# Start of Materials provided

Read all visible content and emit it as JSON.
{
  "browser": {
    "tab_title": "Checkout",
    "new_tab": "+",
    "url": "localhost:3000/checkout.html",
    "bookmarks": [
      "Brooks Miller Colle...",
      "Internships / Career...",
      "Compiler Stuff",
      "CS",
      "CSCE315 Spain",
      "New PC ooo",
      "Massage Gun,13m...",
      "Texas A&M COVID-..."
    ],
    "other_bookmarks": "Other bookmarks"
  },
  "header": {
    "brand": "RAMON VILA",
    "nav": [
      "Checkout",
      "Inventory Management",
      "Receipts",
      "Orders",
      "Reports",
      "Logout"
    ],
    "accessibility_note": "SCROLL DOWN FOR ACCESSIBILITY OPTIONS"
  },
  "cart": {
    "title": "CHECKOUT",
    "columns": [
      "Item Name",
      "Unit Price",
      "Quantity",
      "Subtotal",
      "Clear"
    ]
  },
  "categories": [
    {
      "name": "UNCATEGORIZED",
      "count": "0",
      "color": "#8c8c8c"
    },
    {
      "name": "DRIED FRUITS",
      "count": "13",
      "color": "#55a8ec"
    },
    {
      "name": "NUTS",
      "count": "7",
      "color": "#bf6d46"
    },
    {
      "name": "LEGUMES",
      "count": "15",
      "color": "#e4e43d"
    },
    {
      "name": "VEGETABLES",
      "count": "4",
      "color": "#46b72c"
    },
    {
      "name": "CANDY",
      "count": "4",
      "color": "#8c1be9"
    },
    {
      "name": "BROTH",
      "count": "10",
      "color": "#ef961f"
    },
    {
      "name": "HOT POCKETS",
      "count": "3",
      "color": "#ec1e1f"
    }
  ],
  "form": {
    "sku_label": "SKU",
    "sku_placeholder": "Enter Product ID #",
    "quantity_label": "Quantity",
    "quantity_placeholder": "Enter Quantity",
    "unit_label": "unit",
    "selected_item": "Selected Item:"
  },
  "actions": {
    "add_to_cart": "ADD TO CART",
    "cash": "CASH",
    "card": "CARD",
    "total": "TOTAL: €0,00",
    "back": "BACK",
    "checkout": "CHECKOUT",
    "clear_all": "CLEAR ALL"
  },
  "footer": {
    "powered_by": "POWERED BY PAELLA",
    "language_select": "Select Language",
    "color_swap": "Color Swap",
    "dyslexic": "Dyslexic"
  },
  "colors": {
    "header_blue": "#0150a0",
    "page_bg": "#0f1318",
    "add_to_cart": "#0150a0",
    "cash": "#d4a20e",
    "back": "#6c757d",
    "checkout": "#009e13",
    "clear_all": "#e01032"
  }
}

# End of Materials provided

Copy each line above that contains the string "count".

      "count": "0",
      "count": "13",
      "count": "7",
      "count": "15",
      "count": "4",
      "count": "4",
      "count": "10",
      "count": "3",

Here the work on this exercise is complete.